>> BEGIN

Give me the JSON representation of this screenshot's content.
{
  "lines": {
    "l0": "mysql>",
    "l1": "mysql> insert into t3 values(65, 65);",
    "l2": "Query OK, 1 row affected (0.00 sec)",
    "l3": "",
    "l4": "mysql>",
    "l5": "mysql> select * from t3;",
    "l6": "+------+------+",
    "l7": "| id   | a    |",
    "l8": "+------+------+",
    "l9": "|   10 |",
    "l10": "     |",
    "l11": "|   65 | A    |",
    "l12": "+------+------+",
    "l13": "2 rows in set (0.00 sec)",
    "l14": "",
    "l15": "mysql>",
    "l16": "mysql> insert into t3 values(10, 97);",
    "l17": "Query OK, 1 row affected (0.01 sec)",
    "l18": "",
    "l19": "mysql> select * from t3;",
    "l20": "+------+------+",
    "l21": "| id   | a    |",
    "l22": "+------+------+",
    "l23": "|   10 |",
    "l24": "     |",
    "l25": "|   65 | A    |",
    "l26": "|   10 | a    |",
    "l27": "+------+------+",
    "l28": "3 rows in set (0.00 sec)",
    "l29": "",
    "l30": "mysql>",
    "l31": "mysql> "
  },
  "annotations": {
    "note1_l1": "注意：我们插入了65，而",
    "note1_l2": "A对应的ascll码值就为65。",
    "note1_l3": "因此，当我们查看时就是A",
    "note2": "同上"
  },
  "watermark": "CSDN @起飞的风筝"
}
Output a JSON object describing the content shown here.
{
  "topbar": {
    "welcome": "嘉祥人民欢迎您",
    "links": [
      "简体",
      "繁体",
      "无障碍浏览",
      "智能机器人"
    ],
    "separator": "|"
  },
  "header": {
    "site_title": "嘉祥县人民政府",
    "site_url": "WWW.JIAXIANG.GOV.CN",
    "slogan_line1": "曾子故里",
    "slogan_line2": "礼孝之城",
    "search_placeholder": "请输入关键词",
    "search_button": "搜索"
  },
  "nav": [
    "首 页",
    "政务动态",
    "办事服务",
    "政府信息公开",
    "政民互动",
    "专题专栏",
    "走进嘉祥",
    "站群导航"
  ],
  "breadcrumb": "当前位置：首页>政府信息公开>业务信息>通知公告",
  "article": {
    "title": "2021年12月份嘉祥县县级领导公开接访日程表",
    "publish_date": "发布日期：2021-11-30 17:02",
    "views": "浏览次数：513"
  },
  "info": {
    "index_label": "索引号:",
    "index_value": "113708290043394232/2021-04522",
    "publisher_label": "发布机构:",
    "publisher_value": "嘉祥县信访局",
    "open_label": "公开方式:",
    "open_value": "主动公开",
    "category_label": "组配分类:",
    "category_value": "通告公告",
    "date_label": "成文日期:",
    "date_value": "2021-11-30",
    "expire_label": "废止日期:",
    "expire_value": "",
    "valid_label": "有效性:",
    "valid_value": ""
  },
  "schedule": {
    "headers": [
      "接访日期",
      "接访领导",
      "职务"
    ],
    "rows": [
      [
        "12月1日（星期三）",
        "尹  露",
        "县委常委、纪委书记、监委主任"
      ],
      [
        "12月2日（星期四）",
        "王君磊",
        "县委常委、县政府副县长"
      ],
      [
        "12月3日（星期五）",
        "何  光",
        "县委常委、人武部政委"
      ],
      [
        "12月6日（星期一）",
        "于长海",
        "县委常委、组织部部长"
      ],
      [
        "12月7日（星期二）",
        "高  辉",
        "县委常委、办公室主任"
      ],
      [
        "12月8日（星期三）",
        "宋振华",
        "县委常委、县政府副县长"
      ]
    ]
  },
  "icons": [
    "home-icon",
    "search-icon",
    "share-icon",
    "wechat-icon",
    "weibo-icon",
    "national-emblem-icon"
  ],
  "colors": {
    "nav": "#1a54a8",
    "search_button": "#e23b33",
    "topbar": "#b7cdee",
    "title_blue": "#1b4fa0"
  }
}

>> END

-- To be done --
Report how many lines contain "insert". Give nothing but the number.

-- Exercise result --
2